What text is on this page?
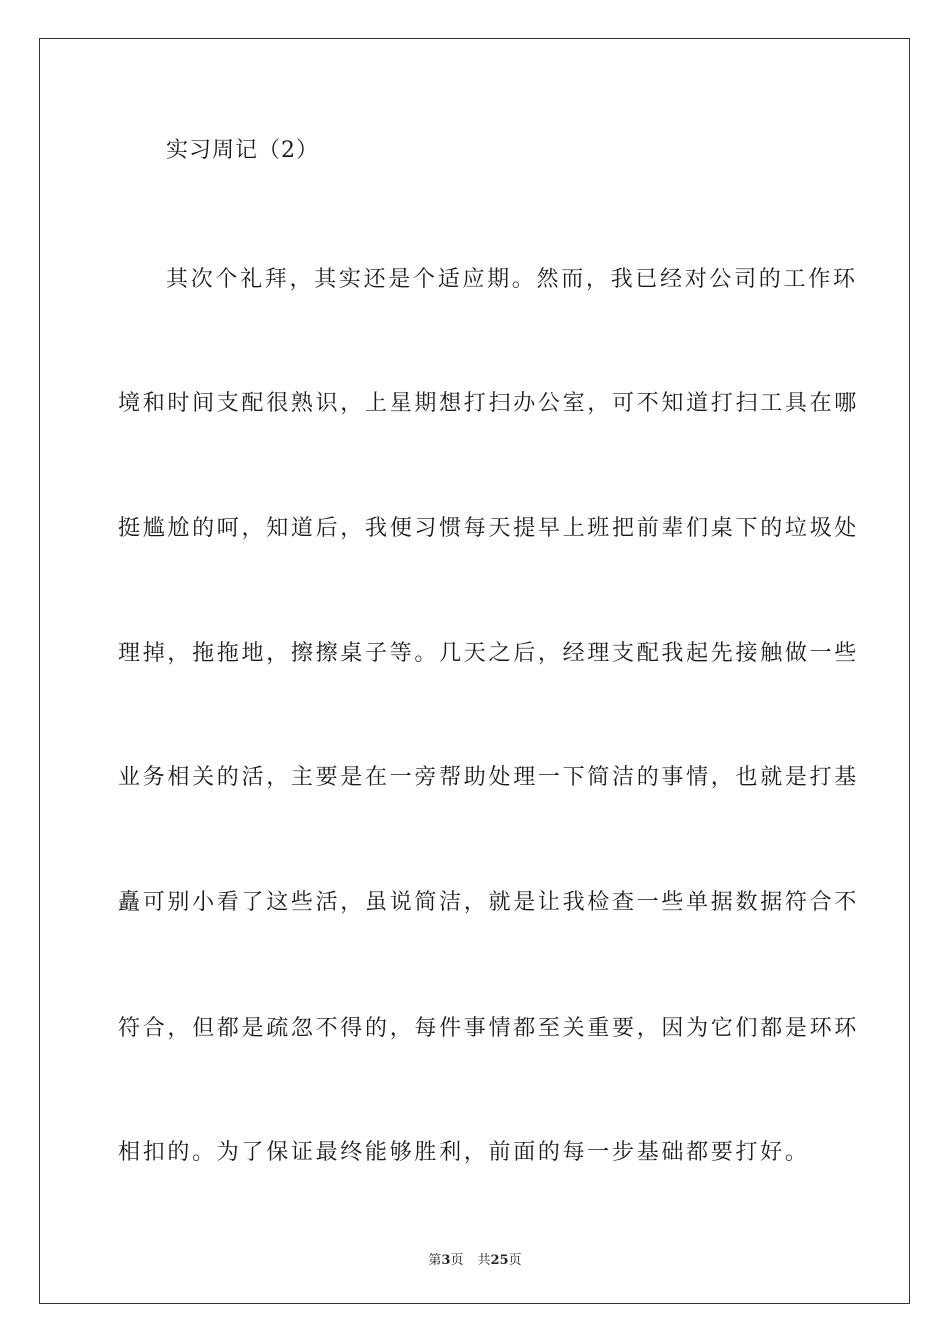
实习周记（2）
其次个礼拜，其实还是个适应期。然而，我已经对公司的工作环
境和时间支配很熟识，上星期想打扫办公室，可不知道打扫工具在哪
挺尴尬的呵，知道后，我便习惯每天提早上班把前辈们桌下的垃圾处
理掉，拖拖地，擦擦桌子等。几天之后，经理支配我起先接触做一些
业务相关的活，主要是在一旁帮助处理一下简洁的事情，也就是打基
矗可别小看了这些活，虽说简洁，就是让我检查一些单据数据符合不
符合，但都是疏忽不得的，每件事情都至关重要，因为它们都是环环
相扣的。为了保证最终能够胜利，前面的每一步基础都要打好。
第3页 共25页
════════
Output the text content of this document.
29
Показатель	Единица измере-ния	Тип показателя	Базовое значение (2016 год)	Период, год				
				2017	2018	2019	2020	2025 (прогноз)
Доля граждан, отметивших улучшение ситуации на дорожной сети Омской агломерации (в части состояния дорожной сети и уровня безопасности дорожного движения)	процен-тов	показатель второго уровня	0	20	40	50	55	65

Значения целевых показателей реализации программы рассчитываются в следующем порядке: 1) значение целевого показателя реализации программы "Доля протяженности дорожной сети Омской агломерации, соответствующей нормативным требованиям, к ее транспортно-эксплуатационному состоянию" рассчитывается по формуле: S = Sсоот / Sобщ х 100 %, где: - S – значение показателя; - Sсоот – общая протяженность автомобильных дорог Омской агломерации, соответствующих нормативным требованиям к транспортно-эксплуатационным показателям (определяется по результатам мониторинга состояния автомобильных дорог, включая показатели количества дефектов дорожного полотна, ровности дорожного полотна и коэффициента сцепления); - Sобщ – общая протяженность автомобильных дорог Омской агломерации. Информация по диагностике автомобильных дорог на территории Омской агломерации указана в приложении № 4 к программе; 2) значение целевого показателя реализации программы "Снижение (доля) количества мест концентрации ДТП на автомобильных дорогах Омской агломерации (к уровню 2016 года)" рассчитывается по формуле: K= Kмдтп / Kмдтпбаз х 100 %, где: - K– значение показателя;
════════
--- Requirement ---
Locate all lines in the listing above with the word "this". Copy them.

--- Expected answer ---
What text is on this page?
Output the text content of this document.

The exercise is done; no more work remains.